[Figure data in JSON]
+ + + +

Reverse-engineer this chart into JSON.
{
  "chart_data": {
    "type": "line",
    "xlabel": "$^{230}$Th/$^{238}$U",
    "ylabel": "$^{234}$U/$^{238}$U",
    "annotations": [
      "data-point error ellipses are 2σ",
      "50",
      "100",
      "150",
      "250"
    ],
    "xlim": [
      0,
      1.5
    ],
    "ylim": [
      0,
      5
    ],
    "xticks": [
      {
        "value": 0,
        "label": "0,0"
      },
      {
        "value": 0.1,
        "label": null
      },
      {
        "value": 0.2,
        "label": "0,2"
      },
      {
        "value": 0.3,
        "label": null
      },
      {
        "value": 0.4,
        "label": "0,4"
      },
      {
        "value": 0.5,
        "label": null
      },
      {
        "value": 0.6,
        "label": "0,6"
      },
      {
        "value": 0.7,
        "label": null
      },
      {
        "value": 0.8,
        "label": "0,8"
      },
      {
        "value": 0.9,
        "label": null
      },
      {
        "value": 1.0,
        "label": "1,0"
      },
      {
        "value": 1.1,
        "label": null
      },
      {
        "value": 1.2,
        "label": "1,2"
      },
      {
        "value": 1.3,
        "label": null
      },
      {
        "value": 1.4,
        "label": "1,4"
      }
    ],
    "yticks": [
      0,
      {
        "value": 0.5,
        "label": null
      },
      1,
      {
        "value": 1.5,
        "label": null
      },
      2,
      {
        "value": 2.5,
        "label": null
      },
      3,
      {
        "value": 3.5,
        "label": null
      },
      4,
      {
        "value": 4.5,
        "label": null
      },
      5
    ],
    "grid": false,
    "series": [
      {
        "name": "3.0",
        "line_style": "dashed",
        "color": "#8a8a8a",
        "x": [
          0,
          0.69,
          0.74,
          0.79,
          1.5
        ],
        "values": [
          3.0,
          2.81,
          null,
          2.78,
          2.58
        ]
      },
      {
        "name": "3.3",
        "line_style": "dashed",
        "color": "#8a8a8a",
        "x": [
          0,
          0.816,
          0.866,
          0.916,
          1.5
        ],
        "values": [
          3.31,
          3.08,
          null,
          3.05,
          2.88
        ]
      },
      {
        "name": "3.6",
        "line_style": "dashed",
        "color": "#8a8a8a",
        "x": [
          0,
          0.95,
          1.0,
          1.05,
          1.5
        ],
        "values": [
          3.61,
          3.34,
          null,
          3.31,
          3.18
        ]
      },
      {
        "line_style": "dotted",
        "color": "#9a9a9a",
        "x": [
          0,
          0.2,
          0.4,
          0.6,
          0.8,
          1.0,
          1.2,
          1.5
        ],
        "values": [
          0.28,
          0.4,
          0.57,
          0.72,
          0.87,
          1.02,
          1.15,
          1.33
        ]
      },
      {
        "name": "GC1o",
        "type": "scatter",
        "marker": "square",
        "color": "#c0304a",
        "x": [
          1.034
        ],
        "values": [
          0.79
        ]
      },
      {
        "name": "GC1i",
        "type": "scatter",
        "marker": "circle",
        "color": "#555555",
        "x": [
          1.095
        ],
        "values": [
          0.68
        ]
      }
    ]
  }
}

+ + + +

→ REQUIRED TASK
Repeat every entry word for word.

→ WRITTEN REPLY
Reverse-engineer this chart into JSON.
{
  "chart_data": {
    "type": "line",
    "xlabel": "$^{230}$Th/$^{238}$U",
    "ylabel": "$^{234}$U/$^{238}$U",
    "annotations": [
      "data-point error ellipses are 2σ",
      "50",
      "100",
      "150",
      "250"
    ],
    "xlim": [
      0,
      1.5
    ],
    "ylim": [
      0,
      5
    ],
    "xticks": [
      {
        "value": 0,
        "label": "0,0"
      },
      {
        "value": 0.1,
        "label": null
      },
      {
        "value": 0.2,
        "label": "0,2"
      },
      {
        "value": 0.3,
        "label": null
      },
      {
        "value": 0.4,
        "label": "0,4"
      },
      {
        "value": 0.5,
        "label": null
      },
      {
        "value": 0.6,
        "label": "0,6"
      },
      {
        "value": 0.7,
        "label": null
      },
      {
        "value": 0.8,
        "label": "0,8"
      },
      {
        "value": 0.9,
        "label": null
      },
      {
        "value": 1.0,
        "label": "1,0"
      },
      {
        "value": 1.1,
        "label": null
      },
      {
        "value": 1.2,
        "label": "1,2"
      },
      {
        "value": 1.3,
        "label": null
      },
      {
        "value": 1.4,
        "label": "1,4"
      }
    ],
    "yticks": [
      0,
      {
        "value": 0.5,
        "label": null
      },
      1,
      {
        "value": 1.5,
        "label": null
      },
      2,
      {
        "value": 2.5,
        "label": null
      },
      3,
      {
        "value": 3.5,
        "label": null
      },
      4,
      {
        "value": 4.5,
        "label": null
      },
      5
    ],
    "grid": false,
    "series": [
      {
        "name": "3.0",
        "line_style": "dashed",
        "color": "#8a8a8a",
        "x": [
          0,
          0.69,
          0.74,
          0.79,
          1.5
        ],
        "values": [
          3.0,
          2.81,
          null,
          2.78,
          2.58
        ]
      },
      {
        "name": "3.3",
        "line_style": "dashed",
        "color": "#8a8a8a",
        "x": [
          0,
          0.816,
          0.866,
          0.916,
          1.5
        ],
        "values": [
          3.31,
          3.08,
          null,
          3.05,
          2.88
        ]
      },
      {
        "name": "3.6",
        "line_style": "dashed",
        "color": "#8a8a8a",
        "x": [
          0,
          0.95,
          1.0,
          1.05,
          1.5
        ],
        "values": [
          3.61,
          3.34,
          null,
          3.31,
          3.18
        ]
      },
      {
        "line_style": "dotted",
        "color": "#9a9a9a",
        "x": [
          0,
          0.2,
          0.4,
          0.6,
          0.8,
          1.0,
          1.2,
          1.5
        ],
        "values": [
          0.28,
          0.4,
          0.57,
          0.72,
          0.87,
          1.02,
          1.15,
          1.33
        ]
      },
      {
        "name": "GC1o",
        "type": "scatter",
        "marker": "square",
        "color": "#c0304a",
        "x": [
          1.034
        ],
        "values": [
          0.79
        ]
      },
      {
        "name": "GC1i",
        "type": "scatter",
        "marker": "circle",
        "color": "#555555",
        "x": [
          1.095
        ],
        "values": [
          0.68
        ]
      }
    ]
  }
}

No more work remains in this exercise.